## WRITTEN INSTRUCTION
Gather from the material every line that contains the string "Adult".

## ENTRIES
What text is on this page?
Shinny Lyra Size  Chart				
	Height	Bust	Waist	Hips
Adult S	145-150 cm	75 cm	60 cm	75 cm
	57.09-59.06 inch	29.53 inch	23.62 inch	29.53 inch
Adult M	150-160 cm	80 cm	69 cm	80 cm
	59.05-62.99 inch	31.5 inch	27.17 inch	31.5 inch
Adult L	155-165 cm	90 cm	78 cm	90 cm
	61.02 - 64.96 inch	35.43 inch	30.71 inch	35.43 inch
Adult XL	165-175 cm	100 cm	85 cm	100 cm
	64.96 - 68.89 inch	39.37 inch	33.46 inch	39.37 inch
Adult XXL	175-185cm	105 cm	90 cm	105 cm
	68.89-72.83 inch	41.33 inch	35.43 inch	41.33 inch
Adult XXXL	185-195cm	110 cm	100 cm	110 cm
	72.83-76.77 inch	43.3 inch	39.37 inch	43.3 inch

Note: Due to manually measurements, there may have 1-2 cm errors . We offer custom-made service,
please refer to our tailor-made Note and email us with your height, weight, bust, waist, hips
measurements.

## CORRECT ANSWER
Adult S	145-150 cm	75 cm	60 cm	75 cm
Adult M	150-160 cm	80 cm	69 cm	80 cm
Adult L	155-165 cm	90 cm	78 cm	90 cm
Adult XL	165-175 cm	100 cm	85 cm	100 cm
Adult XXL	175-185cm	105 cm	90 cm	105 cm
Adult XXXL	185-195cm	110 cm	100 cm	110 cm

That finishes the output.